◆ Given instruction: From the records below, pull each line that has "screen".

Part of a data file
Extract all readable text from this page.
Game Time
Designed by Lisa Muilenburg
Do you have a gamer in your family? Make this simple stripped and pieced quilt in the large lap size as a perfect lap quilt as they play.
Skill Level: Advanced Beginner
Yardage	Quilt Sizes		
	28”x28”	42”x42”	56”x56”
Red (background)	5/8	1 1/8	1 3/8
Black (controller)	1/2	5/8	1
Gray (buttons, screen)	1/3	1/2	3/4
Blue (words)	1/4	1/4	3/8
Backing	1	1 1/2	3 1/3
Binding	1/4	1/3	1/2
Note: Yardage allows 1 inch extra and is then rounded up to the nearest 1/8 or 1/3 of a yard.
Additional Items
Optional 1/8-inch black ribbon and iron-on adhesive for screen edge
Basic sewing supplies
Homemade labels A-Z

◆ Task result:
Gray (buttons, screen)	1/3	1/2	3/4
Optional 1/8-inch black ribbon and iron-on adhesive for screen edge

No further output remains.